[Stored data]
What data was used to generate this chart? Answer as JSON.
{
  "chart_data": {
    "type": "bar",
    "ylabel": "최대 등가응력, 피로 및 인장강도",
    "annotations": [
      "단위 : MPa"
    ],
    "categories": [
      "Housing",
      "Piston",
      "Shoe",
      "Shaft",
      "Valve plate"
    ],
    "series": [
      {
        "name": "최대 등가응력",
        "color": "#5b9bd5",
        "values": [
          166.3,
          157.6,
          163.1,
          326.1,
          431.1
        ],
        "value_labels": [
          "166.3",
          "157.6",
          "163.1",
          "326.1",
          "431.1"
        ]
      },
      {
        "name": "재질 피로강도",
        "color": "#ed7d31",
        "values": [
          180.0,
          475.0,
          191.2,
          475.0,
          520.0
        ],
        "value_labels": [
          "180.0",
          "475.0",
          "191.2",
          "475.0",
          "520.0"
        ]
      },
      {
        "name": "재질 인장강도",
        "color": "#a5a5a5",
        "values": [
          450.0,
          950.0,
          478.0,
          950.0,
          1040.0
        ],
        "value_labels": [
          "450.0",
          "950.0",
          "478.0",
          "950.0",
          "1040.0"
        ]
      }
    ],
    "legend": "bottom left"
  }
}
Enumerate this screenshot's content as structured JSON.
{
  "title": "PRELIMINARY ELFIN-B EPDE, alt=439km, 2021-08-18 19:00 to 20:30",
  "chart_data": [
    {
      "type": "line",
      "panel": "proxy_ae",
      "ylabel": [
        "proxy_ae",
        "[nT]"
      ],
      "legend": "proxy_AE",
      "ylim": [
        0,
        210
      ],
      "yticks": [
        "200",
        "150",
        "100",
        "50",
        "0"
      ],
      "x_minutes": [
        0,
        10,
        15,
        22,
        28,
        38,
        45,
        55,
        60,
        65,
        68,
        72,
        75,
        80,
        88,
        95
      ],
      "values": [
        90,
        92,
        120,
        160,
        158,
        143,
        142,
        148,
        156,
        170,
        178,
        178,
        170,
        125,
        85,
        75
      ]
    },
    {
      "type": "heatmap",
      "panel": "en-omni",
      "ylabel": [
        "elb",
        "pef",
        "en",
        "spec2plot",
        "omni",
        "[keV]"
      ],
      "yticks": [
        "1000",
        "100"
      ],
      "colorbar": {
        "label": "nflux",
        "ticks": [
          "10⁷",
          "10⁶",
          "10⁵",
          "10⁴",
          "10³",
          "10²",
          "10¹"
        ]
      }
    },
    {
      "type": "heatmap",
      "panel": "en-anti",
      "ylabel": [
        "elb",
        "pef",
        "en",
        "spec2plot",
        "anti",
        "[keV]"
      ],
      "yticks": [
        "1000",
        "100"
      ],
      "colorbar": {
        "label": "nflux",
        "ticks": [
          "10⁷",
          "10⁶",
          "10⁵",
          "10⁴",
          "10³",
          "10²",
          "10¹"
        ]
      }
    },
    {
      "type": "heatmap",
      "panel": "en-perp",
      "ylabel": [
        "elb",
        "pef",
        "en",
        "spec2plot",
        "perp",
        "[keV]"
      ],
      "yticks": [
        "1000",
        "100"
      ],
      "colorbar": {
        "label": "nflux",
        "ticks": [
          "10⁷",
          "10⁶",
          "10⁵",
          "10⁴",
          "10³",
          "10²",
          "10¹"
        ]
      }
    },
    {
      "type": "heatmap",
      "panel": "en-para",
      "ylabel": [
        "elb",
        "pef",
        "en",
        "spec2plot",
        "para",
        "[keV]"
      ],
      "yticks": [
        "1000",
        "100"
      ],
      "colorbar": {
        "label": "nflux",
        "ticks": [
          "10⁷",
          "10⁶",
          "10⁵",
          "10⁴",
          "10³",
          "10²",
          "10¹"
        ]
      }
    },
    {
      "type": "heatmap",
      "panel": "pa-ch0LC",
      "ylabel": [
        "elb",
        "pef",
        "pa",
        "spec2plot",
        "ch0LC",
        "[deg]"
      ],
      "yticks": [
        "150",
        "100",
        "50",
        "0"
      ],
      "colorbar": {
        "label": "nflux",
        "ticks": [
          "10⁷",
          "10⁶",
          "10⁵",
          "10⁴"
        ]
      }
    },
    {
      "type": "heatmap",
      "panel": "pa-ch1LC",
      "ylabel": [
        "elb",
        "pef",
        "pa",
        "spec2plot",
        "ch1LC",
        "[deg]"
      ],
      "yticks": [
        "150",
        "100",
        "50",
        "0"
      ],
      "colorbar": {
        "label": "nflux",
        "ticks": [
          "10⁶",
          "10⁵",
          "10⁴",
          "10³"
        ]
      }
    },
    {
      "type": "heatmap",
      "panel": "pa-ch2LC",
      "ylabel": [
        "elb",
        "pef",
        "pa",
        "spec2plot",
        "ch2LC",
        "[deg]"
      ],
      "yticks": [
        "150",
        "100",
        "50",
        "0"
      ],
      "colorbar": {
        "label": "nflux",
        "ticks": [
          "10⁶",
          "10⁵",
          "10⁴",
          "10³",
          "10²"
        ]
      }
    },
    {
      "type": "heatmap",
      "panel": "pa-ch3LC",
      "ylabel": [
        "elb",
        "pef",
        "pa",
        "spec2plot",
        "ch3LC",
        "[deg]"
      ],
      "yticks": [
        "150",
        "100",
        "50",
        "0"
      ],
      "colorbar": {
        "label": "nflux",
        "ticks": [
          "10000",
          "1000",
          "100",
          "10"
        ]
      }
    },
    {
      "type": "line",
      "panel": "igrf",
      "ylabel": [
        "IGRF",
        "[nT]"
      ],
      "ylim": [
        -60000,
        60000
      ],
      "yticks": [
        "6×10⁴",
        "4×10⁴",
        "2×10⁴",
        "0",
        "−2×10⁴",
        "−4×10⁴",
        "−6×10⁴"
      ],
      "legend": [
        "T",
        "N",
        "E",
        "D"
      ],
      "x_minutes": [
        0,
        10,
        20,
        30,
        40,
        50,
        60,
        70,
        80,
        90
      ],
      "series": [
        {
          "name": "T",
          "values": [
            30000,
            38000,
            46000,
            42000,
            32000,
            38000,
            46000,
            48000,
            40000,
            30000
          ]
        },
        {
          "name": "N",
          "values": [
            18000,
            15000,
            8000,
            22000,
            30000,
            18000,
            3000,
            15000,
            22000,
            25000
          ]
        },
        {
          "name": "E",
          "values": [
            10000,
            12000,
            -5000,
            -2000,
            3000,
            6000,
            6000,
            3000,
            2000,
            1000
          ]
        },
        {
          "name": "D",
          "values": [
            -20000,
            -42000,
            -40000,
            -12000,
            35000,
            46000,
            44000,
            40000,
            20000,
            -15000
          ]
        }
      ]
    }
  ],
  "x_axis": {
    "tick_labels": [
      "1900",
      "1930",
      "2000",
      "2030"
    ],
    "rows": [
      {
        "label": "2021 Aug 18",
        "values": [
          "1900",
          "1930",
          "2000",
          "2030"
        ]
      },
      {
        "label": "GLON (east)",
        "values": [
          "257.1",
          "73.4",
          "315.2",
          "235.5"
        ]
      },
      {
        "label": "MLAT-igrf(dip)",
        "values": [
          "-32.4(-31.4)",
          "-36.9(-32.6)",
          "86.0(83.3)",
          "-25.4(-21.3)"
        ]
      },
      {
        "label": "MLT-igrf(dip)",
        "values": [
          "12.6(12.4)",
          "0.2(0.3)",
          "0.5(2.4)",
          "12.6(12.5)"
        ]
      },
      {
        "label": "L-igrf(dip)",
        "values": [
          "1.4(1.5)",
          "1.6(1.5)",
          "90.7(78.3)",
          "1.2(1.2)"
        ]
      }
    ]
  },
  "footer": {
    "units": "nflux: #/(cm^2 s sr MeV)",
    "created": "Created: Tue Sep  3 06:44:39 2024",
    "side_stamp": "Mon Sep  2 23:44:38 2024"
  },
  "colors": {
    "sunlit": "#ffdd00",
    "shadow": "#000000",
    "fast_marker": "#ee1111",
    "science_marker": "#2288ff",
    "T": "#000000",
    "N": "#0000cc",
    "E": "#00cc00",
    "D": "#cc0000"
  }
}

> [Exercise] Look through the data above. Each line containing the word "JSON" needs to be copied.

> [The output]
What data was used to generate this chart? Answer as JSON.
Enumerate this screenshot's content as structured JSON.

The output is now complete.